___ Records
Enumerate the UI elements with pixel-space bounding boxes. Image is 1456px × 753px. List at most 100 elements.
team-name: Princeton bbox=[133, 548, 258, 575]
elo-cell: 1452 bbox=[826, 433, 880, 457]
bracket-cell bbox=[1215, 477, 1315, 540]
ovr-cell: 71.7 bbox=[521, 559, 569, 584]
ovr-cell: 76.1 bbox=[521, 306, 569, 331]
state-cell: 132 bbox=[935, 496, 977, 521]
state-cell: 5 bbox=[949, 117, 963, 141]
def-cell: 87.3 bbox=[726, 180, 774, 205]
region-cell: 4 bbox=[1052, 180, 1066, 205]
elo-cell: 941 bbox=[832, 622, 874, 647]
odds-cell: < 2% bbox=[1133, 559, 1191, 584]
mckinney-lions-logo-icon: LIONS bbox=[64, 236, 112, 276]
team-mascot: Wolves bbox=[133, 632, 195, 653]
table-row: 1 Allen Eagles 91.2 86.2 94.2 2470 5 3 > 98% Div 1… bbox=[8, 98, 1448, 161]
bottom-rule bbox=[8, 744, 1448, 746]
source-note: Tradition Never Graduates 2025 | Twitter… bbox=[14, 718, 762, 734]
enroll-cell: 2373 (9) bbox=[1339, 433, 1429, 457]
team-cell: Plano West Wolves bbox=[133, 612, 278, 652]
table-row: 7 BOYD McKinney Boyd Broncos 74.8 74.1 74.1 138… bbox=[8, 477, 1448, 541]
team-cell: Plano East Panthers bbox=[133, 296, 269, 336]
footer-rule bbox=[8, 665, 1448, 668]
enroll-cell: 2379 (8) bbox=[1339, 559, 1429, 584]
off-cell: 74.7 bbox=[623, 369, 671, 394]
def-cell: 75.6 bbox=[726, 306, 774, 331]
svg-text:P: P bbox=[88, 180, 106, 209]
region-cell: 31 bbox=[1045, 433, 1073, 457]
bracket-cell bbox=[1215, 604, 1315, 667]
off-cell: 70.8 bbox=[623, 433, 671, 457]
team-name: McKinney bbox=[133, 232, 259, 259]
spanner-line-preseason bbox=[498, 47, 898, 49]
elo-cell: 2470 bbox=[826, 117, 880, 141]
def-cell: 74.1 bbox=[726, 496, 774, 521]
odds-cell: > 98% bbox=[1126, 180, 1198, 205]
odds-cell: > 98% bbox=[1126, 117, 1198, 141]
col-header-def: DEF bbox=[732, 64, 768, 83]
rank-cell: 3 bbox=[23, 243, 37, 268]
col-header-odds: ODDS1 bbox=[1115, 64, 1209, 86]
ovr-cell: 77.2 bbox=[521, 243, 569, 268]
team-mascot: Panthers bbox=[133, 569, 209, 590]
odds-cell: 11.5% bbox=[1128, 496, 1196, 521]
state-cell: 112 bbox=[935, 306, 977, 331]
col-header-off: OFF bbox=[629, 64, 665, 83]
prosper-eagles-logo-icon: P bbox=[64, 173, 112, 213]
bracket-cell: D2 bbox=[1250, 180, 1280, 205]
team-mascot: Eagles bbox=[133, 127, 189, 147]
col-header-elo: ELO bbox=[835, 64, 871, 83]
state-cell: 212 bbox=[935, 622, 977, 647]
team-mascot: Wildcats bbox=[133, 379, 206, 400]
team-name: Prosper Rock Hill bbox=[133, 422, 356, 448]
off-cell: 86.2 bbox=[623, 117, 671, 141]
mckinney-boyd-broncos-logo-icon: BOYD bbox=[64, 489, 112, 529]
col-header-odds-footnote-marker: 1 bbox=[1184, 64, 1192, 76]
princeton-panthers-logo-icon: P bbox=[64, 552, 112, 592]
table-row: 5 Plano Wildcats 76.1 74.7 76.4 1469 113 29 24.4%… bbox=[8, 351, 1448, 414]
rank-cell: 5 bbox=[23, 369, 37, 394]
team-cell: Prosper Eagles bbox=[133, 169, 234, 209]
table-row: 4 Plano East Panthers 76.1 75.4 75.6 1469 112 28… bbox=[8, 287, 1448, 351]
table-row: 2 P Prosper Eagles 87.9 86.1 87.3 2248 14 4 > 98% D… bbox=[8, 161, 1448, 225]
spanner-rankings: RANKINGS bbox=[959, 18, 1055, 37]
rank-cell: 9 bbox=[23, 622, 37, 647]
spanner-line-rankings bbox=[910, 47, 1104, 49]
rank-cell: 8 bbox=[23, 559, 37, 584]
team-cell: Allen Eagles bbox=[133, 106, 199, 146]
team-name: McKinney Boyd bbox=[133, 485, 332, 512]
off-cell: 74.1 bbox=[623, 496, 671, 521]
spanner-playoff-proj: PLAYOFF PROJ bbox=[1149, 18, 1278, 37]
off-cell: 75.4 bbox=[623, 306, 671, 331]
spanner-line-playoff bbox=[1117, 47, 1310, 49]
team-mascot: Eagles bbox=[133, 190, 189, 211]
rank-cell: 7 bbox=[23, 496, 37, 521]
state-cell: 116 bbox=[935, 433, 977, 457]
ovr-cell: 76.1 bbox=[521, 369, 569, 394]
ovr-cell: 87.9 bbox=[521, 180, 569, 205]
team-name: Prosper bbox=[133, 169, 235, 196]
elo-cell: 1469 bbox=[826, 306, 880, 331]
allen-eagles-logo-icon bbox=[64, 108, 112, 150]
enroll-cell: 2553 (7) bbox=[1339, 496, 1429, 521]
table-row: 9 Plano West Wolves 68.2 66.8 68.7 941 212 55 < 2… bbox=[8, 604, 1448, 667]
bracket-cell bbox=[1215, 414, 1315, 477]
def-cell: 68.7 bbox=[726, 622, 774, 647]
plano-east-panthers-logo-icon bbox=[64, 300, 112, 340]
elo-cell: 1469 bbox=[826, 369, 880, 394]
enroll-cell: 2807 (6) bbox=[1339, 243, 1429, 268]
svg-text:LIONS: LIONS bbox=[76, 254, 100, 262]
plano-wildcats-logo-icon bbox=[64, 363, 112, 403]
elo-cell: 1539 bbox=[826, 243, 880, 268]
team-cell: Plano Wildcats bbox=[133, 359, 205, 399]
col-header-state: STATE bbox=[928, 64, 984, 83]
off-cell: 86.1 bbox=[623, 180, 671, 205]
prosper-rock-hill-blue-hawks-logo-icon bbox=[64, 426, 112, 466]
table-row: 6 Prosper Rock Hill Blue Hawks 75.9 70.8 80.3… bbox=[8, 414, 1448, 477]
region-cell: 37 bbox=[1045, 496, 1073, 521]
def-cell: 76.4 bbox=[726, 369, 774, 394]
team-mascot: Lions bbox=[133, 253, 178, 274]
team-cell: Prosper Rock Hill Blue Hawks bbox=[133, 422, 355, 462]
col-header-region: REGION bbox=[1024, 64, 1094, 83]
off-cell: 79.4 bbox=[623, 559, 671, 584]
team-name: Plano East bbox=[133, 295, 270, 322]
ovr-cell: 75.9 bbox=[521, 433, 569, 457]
______
• **What to do**
Report each line in the records that contains the string "region".

• **Result for this exercise**
region-cell: 4 bbox=[1052, 180, 1066, 205]
region-cell: 31 bbox=[1045, 433, 1073, 457]
region-cell: 37 bbox=[1045, 496, 1073, 521]
col-header-region: REGION bbox=[1024, 64, 1094, 83]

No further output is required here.